TASK REQUIREMENTS: Your task is to repeat the entries exactly. Leave the pictures out.

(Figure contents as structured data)
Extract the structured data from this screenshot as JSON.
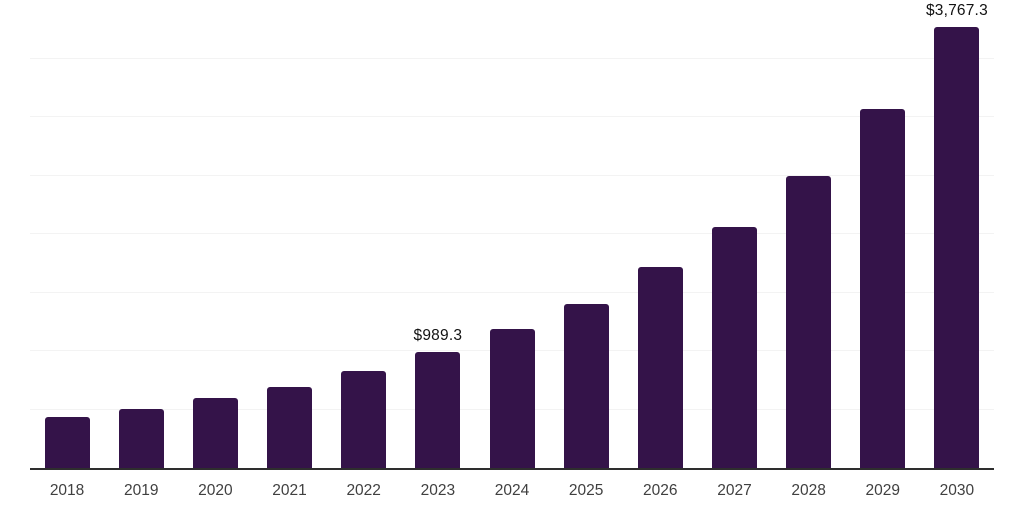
{
  "chart_data": {
    "type": "bar",
    "title": "",
    "xlabel": "",
    "ylabel": "",
    "categories": [
      "2018",
      "2019",
      "2020",
      "2021",
      "2022",
      "2023",
      "2024",
      "2025",
      "2026",
      "2027",
      "2028",
      "2029",
      "2030"
    ],
    "values": [
      435,
      505,
      598,
      692,
      828,
      989.3,
      1188,
      1400,
      1716,
      2060,
      2495,
      3068,
      3767.3
    ],
    "data_labels": [
      {
        "category": "2023",
        "text": "$989.3"
      },
      {
        "category": "2030",
        "text": "$3,767.3"
      }
    ],
    "ylim": [
      0,
      4000
    ],
    "gridline_step": 500,
    "grid": true,
    "legend_position": "none",
    "colors": {
      "bar": "#341349",
      "axis_line": "#2e2e2e",
      "gridline": "#f3f3f3",
      "tick_label": "#404040",
      "data_label": "#121212",
      "background": "#ffffff"
    }
  }
}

RESULT OF THE TASK:
Extract the structured data from this screenshot as JSON.
{
  "chart_data": {
    "type": "bar",
    "title": "",
    "xlabel": "",
    "ylabel": "",
    "categories": [
      "2018",
      "2019",
      "2020",
      "2021",
      "2022",
      "2023",
      "2024",
      "2025",
      "2026",
      "2027",
      "2028",
      "2029",
      "2030"
    ],
    "values": [
      435,
      505,
      598,
      692,
      828,
      989.3,
      1188,
      1400,
      1716,
      2060,
      2495,
      3068,
      3767.3
    ],
    "data_labels": [
      {
        "category": "2023",
        "text": "$989.3"
      },
      {
        "category": "2030",
        "text": "$3,767.3"
      }
    ],
    "ylim": [
      0,
      4000
    ],
    "gridline_step": 500,
    "grid": true,
    "legend_position": "none",
    "colors": {
      "bar": "#341349",
      "axis_line": "#2e2e2e",
      "gridline": "#f3f3f3",
      "tick_label": "#404040",
      "data_label": "#121212",
      "background": "#ffffff"
    }
  }
}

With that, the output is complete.